(Dataset entries)
## BEGIN

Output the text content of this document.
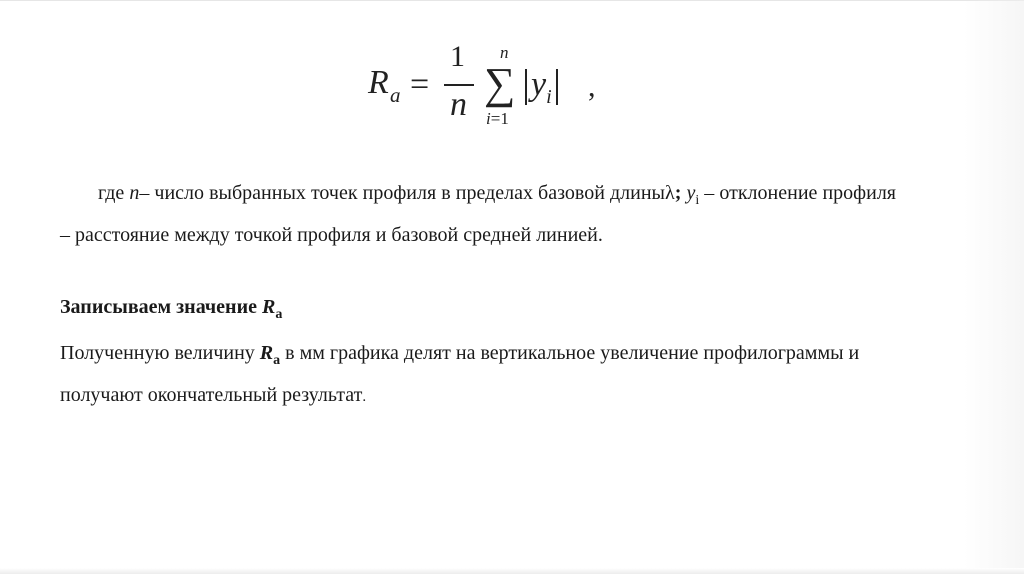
R a =
1
n
n
∑
i=1
$y_i$	,
где n– число выбранных точек профиля в пределах базовой длиныλ; $y_i$ – отклонение профиля – расстояние между точкой профиля и базовой средней линией.
Записываем значение $R_a$
Полученную величину $R_a$ в мм графика делят на вертикальное увеличение профилограммы и получают окончательный результат.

## END

__Exercise prompt__
Transcribe all the data word for word; the images stay out.

__Finished exercise__
Output the text content of this document.
R a =
1
n
n
∑
i=1
$y_i$	,
где n– число выбранных точек профиля в пределах базовой длиныλ; $y_i$ – отклонение профиля – расстояние между точкой профиля и базовой средней линией.
Записываем значение $R_a$
Полученную величину $R_a$ в мм графика делят на вертикальное увеличение профилограммы и получают окончательный результат.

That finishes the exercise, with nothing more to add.